• _Task_
From the listing below, pull out all lines with "detached" in them.

• _Rows_
** Start **
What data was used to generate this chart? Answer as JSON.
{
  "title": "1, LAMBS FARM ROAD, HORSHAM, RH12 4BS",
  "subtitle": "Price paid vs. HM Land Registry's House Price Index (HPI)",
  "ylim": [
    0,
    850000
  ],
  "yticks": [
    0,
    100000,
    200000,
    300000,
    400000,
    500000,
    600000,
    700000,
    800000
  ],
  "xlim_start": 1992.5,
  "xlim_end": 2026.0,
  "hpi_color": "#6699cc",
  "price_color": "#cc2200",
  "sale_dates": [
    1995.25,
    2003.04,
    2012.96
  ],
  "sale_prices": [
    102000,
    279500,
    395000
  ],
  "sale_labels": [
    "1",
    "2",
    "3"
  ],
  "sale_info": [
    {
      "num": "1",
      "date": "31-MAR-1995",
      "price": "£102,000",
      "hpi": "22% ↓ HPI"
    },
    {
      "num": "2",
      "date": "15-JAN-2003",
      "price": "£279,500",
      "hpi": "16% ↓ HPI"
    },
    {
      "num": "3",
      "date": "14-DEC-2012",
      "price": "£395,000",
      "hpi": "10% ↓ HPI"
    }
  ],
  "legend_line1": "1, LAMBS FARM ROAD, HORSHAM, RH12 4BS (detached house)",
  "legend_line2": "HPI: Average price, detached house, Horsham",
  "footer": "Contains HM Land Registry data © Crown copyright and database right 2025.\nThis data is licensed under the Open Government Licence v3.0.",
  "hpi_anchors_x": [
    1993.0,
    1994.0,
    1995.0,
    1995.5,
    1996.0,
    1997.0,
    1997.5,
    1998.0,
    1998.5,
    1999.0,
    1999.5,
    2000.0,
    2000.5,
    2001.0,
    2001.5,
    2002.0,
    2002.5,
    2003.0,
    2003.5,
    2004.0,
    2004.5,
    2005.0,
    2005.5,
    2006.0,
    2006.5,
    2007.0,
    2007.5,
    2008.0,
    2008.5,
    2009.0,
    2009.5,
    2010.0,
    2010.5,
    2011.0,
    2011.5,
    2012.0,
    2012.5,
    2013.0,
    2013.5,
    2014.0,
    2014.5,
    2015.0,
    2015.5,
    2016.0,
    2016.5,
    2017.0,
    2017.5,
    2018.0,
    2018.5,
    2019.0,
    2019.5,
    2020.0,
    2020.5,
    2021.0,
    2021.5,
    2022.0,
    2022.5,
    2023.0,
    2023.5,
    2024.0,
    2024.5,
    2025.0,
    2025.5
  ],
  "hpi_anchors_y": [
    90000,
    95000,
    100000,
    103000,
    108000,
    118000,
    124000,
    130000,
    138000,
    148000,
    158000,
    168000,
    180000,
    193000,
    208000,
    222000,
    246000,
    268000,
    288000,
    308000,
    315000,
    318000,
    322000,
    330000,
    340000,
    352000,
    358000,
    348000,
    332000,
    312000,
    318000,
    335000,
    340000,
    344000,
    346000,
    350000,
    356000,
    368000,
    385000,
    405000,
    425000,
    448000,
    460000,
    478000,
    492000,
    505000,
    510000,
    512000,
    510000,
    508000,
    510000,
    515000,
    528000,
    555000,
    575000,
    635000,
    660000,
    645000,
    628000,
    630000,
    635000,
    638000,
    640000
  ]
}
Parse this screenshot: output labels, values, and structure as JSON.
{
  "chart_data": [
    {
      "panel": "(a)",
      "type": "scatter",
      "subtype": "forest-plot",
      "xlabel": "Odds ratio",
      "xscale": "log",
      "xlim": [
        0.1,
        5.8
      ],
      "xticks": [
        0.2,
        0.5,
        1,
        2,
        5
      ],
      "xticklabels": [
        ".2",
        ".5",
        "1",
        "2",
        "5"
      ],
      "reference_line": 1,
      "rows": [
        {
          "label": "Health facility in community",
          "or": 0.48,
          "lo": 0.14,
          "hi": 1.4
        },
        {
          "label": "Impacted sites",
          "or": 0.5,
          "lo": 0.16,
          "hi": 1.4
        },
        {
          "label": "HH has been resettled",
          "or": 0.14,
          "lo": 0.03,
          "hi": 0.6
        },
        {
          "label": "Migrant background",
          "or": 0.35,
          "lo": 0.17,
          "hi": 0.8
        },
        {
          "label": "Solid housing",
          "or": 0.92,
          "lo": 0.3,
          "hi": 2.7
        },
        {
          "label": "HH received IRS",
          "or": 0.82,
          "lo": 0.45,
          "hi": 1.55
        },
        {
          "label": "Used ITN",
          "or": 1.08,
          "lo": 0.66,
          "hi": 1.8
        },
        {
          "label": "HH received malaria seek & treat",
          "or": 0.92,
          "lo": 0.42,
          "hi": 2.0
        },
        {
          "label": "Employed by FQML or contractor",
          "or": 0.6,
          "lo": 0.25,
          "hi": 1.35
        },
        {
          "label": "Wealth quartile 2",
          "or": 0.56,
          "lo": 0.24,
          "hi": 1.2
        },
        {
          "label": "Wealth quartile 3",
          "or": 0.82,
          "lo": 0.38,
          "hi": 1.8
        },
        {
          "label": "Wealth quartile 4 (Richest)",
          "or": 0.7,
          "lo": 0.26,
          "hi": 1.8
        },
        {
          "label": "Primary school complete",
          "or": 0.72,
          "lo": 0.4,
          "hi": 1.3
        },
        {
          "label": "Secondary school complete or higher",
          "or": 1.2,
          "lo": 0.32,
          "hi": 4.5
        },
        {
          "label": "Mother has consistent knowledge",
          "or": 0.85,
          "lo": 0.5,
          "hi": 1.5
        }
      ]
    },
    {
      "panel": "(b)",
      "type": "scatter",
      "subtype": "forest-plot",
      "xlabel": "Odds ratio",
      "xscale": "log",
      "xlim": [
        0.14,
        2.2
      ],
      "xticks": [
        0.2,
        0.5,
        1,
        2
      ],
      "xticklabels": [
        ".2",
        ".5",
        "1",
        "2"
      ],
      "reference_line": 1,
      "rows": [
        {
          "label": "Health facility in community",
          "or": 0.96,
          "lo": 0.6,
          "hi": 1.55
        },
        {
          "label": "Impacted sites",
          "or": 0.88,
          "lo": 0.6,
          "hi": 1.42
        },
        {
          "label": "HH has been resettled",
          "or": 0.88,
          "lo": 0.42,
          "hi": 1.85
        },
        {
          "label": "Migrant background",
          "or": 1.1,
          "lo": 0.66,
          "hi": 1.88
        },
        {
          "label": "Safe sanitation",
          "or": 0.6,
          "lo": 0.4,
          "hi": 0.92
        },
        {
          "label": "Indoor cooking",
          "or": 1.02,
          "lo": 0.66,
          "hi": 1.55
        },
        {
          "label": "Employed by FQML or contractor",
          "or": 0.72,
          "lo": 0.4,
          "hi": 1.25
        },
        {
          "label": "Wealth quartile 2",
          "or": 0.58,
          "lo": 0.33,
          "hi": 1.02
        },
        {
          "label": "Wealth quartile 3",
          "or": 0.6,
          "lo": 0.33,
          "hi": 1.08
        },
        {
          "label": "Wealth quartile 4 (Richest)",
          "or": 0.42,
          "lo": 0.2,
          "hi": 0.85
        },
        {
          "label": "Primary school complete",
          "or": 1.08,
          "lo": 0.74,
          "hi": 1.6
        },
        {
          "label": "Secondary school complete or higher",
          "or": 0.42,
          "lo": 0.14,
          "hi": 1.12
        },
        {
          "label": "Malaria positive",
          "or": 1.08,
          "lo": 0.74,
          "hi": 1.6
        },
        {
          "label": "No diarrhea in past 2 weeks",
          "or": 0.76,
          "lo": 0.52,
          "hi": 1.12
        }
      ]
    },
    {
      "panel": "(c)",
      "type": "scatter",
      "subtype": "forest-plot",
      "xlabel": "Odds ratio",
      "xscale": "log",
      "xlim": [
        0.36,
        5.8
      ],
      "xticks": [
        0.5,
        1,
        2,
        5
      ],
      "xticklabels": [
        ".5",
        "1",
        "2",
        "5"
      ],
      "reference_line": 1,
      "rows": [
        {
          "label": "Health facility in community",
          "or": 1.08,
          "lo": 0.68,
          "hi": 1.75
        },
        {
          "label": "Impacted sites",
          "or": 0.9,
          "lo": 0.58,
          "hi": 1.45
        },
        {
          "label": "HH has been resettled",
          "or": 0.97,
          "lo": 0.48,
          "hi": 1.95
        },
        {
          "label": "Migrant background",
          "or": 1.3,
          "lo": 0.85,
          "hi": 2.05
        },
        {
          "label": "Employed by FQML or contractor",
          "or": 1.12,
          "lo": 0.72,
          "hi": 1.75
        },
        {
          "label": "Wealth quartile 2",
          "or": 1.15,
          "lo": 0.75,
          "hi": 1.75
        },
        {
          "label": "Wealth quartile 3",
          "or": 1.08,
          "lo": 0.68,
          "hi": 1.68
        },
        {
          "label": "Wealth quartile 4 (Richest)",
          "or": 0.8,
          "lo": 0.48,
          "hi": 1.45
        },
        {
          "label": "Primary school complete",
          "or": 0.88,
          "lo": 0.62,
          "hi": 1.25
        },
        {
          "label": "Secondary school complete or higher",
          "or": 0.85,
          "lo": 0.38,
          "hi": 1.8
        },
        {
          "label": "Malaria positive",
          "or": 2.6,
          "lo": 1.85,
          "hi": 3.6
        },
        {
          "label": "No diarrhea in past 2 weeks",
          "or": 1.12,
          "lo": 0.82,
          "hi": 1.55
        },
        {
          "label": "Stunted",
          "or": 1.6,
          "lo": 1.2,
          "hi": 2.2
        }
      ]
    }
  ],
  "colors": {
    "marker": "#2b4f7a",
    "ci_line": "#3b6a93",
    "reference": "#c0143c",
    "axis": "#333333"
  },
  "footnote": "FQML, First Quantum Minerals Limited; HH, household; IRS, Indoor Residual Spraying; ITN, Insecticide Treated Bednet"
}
** End **
• _Written answer_
  "legend_line1": "1, LAMBS FARM ROAD, HORSHAM, RH12 4BS (detached house)",
  "legend_line2": "HPI: Average price, detached house, Horsham",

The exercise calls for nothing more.